• _EXERCISE AIM_
Look through the records and report how many lines include the word "ציונים", with no other words.

• _LISTING_
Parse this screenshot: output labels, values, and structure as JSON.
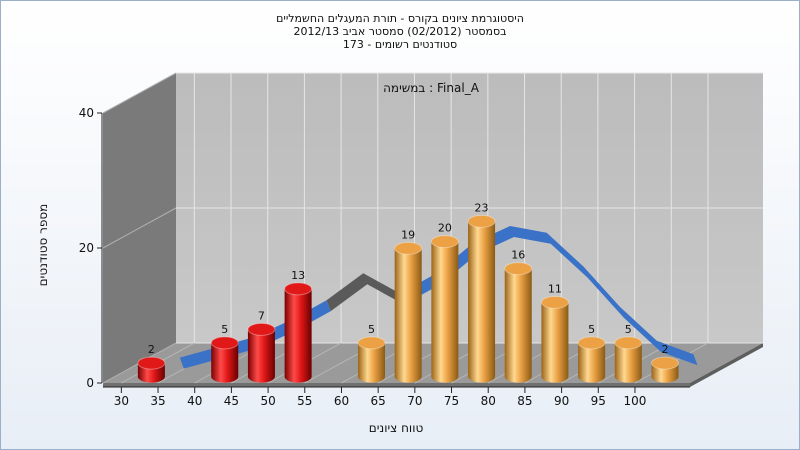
{
  "title_lines": [
    "היסטוגרמת ציונים בקורס - תורת המעגלים החשמליים",
    "בסמסטר  (02/2012)  סמסטר אביב 2012/13",
    "סטודנטים רשומים - 173"
  ],
  "chart_data": {
    "type": "bar",
    "annotation": "במשימה : Final_A",
    "xlabel": "טווח ציונים",
    "ylabel": "מספר סטודנטים",
    "ylim": [
      0,
      40
    ],
    "yticks": [
      0,
      20,
      40
    ],
    "xticks": [
      30,
      35,
      40,
      45,
      50,
      55,
      60,
      65,
      70,
      75,
      80,
      85,
      90,
      95,
      100
    ],
    "bars": [
      {
        "x": 32.5,
        "value": 2,
        "color": "red"
      },
      {
        "x": 42.5,
        "value": 5,
        "color": "red"
      },
      {
        "x": 47.5,
        "value": 7,
        "color": "red"
      },
      {
        "x": 52.5,
        "value": 13,
        "color": "red"
      },
      {
        "x": 62.5,
        "value": 5,
        "color": "orange"
      },
      {
        "x": 67.5,
        "value": 19,
        "color": "orange"
      },
      {
        "x": 72.5,
        "value": 20,
        "color": "orange"
      },
      {
        "x": 77.5,
        "value": 23,
        "color": "orange"
      },
      {
        "x": 82.5,
        "value": 16,
        "color": "orange"
      },
      {
        "x": 87.5,
        "value": 11,
        "color": "orange"
      },
      {
        "x": 92.5,
        "value": 5,
        "color": "orange"
      },
      {
        "x": 97.5,
        "value": 5,
        "color": "orange"
      },
      {
        "x": 102.5,
        "value": 2,
        "color": "orange"
      }
    ],
    "trend": {
      "x": [
        32.5,
        37.5,
        42.5,
        47.5,
        52.5,
        57.5,
        62.5,
        67.5,
        72.5,
        77.5,
        82.5,
        87.5,
        92.5,
        97.5,
        102.5
      ],
      "values": [
        0.5,
        2,
        3.5,
        6,
        9,
        13,
        10,
        13,
        17.5,
        20,
        19,
        14,
        8,
        3,
        1
      ],
      "color": "#3a72c8",
      "behind_color": "#5a5a5a"
    },
    "bar_colors": {
      "red": "#e01818",
      "orange": "#eba144"
    },
    "grid": true
  }
}
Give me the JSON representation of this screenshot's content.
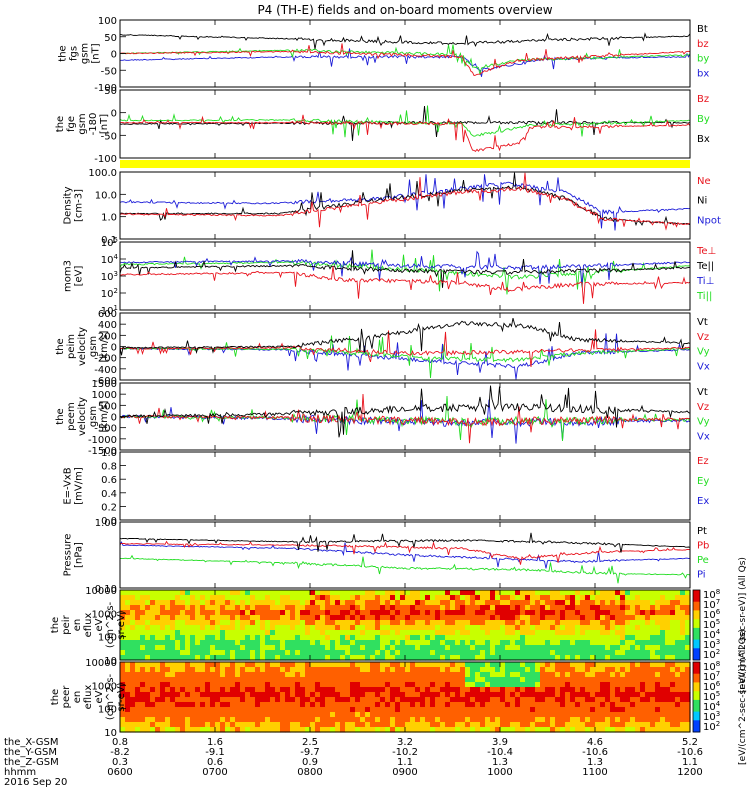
{
  "title": "P4 (TH-E) fields and on-board moments overview",
  "colors": {
    "black": "#000000",
    "red": "#e8141e",
    "green": "#22dd22",
    "blue": "#1d1dd8",
    "yellow": "#ffff00"
  },
  "chart_data": [
    {
      "type": "line",
      "id": "fgs",
      "ylabel": [
        "the",
        "fgs",
        "gsm",
        "[nT]"
      ],
      "yticks": [
        "100",
        "50",
        "0",
        "-50",
        "-100"
      ],
      "ylim": [
        -100,
        100
      ],
      "series": [
        {
          "name": "Bt",
          "color": "black"
        },
        {
          "name": "bz",
          "color": "red"
        },
        {
          "name": "by",
          "color": "green"
        },
        {
          "name": "bx",
          "color": "blue"
        }
      ]
    },
    {
      "type": "line",
      "id": "fge",
      "ylabel": [
        "the",
        "fge",
        "gsm",
        "-180",
        "[nT]"
      ],
      "yticks": [
        "50",
        "0",
        "-50",
        "-100"
      ],
      "ylim": [
        -120,
        50
      ],
      "series": [
        {
          "name": "Bz",
          "color": "red"
        },
        {
          "name": "By",
          "color": "green"
        },
        {
          "name": "Bx",
          "color": "black"
        }
      ]
    },
    {
      "type": "line",
      "id": "density",
      "scale": "log",
      "ylabel": [
        "Density",
        "[cm-3]"
      ],
      "yticks": [
        "100.0",
        "10.0",
        "1.0",
        "0.1"
      ],
      "ylim": [
        0.1,
        100
      ],
      "series": [
        {
          "name": "Ne",
          "color": "red"
        },
        {
          "name": "Ni",
          "color": "black"
        },
        {
          "name": "Npot",
          "color": "blue"
        }
      ]
    },
    {
      "type": "line",
      "id": "temperature",
      "scale": "log",
      "ylabel": [
        "mom3",
        "[eV]"
      ],
      "yticks": [
        "10^5",
        "10^4",
        "10^3",
        "10^2",
        "10^1"
      ],
      "ylim": [
        10,
        100000
      ],
      "series": [
        {
          "name": "Te⊥",
          "color": "red"
        },
        {
          "name": "Te||",
          "color": "black"
        },
        {
          "name": "Ti⊥",
          "color": "blue"
        },
        {
          "name": "Ti||",
          "color": "green"
        }
      ]
    },
    {
      "type": "line",
      "id": "peim",
      "ylabel": [
        "the",
        "peim",
        "velocity",
        "gsm",
        "[km/s]"
      ],
      "yticks": [
        "600",
        "400",
        "200",
        "0",
        "-200",
        "-400",
        "-600"
      ],
      "ylim": [
        -600,
        600
      ],
      "series": [
        {
          "name": "Vt",
          "color": "black"
        },
        {
          "name": "Vz",
          "color": "red"
        },
        {
          "name": "Vy",
          "color": "green"
        },
        {
          "name": "Vx",
          "color": "blue"
        }
      ]
    },
    {
      "type": "line",
      "id": "peem",
      "ylabel": [
        "the",
        "peem",
        "velocity",
        "gsm",
        "[km/s]"
      ],
      "yticks": [
        "1500",
        "1000",
        "500",
        "0",
        "-500",
        "-1000",
        "-1500"
      ],
      "ylim": [
        -1500,
        1500
      ],
      "series": [
        {
          "name": "Vt",
          "color": "black"
        },
        {
          "name": "Vz",
          "color": "red"
        },
        {
          "name": "Vy",
          "color": "green"
        },
        {
          "name": "Vx",
          "color": "blue"
        }
      ]
    },
    {
      "type": "line",
      "id": "efield",
      "ylabel": [
        "E=-VxB",
        "[mV/m]"
      ],
      "yticks": [
        "1.0",
        "0.8",
        "0.6",
        "0.4",
        "0.2",
        "0.0"
      ],
      "ylim": [
        0,
        1
      ],
      "series": [
        {
          "name": "Ez",
          "color": "red"
        },
        {
          "name": "Ey",
          "color": "green"
        },
        {
          "name": "Ex",
          "color": "blue"
        }
      ]
    },
    {
      "type": "line",
      "id": "pressure",
      "scale": "log",
      "ylabel": [
        "Pressure",
        "[nPa]"
      ],
      "yticks": [
        "1.00",
        "0.10"
      ],
      "ylim": [
        0.05,
        3
      ],
      "series": [
        {
          "name": "Pt",
          "color": "black"
        },
        {
          "name": "Pb",
          "color": "red"
        },
        {
          "name": "Pe",
          "color": "green"
        },
        {
          "name": "Pi",
          "color": "blue"
        }
      ]
    },
    {
      "type": "heatmap",
      "id": "peir",
      "ylabel": [
        "the",
        "peir",
        "en",
        "eflux",
        "eV",
        "(cm^2-s-",
        "sr-eV)"
      ],
      "yticks": [
        "10000",
        "1000",
        "100",
        "10"
      ],
      "colorbar": [
        "10^8",
        "10^7",
        "10^6",
        "10^5",
        "10^4",
        "10^3",
        "10^2"
      ],
      "colorbar_label": "[eV/(cm^2-sec-sr-eV)] (All Qs)"
    },
    {
      "type": "heatmap",
      "id": "peer",
      "ylabel": [
        "the",
        "peer",
        "en",
        "eflux",
        "eV",
        "(cm^2-s-",
        "sr-eV)"
      ],
      "yticks": [
        "10000",
        "1000",
        "100",
        "10"
      ],
      "colorbar": [
        "10^8",
        "10^7",
        "10^6",
        "10^5",
        "10^4",
        "10^3",
        "10^2"
      ],
      "colorbar_label": "[eV/(cm^2-sec-sr-eV)] (All Qs)"
    }
  ],
  "xaxis": {
    "rows": [
      {
        "label": "the_X-GSM",
        "values": [
          "0.8",
          "1.6",
          "2.5",
          "3.2",
          "3.9",
          "4.6",
          "5.2"
        ]
      },
      {
        "label": "the_Y-GSM",
        "values": [
          "-8.2",
          "-9.1",
          "-9.7",
          "-10.2",
          "-10.4",
          "-10.6",
          "-10.6"
        ]
      },
      {
        "label": "the_Z-GSM",
        "values": [
          "0.3",
          "0.6",
          "0.9",
          "1.1",
          "1.3",
          "1.3",
          "1.1"
        ]
      },
      {
        "label": "hhmm",
        "values": [
          "0600",
          "0700",
          "0800",
          "0900",
          "1000",
          "1100",
          "1200"
        ]
      }
    ],
    "date": "2016 Sep 20"
  }
}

• _SOLVED EXERCISE_
2